**DATA SHOWN:**
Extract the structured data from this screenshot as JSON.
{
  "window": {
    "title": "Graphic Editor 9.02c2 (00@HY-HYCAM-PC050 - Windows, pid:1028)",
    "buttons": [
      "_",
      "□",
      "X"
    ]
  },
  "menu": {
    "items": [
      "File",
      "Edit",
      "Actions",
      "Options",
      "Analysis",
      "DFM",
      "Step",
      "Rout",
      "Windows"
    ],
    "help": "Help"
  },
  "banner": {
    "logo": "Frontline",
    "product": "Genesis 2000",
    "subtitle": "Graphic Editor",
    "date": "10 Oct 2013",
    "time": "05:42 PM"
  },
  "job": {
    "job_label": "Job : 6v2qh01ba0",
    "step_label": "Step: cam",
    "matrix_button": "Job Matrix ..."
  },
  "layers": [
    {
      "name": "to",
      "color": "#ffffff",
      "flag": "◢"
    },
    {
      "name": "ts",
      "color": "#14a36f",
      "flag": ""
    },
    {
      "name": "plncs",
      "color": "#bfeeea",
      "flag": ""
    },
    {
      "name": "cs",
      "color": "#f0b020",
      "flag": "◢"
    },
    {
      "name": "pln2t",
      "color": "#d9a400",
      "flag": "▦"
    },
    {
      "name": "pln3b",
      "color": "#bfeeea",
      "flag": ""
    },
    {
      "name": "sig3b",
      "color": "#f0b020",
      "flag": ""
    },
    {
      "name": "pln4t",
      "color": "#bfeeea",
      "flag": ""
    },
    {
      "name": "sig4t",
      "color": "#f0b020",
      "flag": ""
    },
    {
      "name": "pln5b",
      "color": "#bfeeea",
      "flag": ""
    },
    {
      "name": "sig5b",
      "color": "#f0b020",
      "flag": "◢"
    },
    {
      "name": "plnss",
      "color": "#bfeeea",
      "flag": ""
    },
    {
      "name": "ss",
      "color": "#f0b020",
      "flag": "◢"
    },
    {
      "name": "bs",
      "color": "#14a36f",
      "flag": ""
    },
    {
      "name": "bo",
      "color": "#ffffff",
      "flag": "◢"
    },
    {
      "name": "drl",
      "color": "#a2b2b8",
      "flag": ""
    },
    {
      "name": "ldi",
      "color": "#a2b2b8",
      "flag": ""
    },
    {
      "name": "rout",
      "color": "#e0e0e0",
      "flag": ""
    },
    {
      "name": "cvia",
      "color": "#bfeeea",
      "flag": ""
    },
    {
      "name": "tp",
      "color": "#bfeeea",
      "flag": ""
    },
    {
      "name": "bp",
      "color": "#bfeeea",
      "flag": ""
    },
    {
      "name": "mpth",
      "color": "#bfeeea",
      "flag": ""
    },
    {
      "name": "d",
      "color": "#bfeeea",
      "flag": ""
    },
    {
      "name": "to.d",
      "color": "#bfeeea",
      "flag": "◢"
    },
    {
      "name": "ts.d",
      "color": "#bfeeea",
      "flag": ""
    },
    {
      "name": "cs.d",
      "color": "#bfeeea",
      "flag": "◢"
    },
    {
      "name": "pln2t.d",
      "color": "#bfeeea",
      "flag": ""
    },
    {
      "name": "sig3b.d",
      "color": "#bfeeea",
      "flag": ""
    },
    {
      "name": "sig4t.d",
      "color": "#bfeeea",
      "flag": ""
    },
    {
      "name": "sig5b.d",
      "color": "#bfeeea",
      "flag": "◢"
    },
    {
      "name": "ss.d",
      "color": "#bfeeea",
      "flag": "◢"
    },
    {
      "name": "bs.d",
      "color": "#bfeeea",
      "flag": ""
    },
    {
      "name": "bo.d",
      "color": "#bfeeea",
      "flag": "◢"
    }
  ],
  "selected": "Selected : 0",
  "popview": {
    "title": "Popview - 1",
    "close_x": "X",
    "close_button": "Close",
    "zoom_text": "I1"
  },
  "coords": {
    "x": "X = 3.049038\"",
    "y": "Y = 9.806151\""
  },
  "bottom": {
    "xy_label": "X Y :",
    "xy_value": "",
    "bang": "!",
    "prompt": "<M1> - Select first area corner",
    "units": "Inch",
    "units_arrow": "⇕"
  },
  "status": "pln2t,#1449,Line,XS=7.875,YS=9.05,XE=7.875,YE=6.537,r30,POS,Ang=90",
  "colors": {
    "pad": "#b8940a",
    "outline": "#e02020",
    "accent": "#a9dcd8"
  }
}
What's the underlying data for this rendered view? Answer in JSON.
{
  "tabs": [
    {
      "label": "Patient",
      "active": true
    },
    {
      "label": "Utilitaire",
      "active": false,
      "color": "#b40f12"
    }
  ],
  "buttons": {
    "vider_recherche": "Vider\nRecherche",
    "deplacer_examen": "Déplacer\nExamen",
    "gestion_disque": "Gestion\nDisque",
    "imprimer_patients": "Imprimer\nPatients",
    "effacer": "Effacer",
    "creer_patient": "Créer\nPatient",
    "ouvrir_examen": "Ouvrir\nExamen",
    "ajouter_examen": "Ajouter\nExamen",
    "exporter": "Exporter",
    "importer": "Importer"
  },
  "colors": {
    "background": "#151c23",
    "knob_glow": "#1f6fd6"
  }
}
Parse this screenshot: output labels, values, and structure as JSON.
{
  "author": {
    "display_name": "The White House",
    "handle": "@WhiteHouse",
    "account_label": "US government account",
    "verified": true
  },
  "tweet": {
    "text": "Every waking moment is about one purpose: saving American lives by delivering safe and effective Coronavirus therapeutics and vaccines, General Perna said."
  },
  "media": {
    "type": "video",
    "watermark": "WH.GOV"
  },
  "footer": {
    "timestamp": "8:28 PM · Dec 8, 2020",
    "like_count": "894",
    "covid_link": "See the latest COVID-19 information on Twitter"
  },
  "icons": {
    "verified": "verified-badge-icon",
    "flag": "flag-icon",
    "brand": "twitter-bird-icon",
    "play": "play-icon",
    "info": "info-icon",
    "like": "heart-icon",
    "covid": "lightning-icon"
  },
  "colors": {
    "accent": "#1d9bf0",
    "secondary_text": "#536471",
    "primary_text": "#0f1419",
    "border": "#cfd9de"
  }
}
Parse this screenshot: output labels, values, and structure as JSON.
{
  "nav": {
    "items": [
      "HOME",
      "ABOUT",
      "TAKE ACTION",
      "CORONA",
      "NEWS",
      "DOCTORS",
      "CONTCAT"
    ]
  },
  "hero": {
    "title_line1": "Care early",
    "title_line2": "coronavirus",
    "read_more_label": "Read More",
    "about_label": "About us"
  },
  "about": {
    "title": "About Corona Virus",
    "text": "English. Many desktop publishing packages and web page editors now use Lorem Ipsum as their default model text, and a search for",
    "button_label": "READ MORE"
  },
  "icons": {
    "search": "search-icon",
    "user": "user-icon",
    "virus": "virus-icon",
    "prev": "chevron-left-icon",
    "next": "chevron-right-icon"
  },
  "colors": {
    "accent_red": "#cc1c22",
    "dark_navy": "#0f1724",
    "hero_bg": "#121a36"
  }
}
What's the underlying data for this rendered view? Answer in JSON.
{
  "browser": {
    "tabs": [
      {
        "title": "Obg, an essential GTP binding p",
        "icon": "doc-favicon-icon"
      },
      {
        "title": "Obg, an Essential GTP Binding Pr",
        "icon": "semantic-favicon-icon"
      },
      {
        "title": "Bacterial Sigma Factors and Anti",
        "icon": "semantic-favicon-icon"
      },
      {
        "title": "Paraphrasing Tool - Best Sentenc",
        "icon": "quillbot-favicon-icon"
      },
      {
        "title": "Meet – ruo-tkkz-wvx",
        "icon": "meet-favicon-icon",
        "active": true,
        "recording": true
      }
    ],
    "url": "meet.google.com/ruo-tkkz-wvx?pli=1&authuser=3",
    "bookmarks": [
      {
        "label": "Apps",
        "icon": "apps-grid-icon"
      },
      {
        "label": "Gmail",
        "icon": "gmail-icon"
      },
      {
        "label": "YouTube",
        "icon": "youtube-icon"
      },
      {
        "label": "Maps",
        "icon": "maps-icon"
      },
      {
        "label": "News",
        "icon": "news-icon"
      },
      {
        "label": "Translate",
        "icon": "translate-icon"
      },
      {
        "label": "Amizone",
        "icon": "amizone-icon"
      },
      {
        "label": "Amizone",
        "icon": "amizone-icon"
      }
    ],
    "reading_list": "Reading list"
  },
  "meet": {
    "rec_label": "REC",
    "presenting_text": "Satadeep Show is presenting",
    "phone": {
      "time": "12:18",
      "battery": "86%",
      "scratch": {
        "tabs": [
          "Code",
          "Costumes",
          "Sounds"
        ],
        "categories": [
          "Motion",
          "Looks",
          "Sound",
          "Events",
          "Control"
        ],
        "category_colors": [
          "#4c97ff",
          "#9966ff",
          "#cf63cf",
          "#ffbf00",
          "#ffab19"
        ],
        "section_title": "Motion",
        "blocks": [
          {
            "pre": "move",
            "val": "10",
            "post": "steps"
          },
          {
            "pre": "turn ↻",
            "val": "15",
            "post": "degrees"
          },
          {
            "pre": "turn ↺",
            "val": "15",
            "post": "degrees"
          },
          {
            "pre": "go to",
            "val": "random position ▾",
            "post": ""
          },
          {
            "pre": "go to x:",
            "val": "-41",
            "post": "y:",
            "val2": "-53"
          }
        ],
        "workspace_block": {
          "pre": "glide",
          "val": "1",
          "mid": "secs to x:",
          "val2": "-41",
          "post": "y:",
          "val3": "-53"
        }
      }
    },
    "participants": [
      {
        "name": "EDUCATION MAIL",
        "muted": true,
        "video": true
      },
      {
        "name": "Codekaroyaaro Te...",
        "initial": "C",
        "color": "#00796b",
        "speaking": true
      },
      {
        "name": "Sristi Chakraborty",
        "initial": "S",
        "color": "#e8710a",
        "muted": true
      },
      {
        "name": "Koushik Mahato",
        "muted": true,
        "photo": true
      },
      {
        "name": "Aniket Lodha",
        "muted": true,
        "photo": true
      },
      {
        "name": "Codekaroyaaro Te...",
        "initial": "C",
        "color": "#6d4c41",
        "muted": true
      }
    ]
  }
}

**TASK DETAILS:** Looking at the material above, count the lines containing the string "chevron" and reply with the count alone.

**RESPONSE FOR THIS EXERCISE:** 2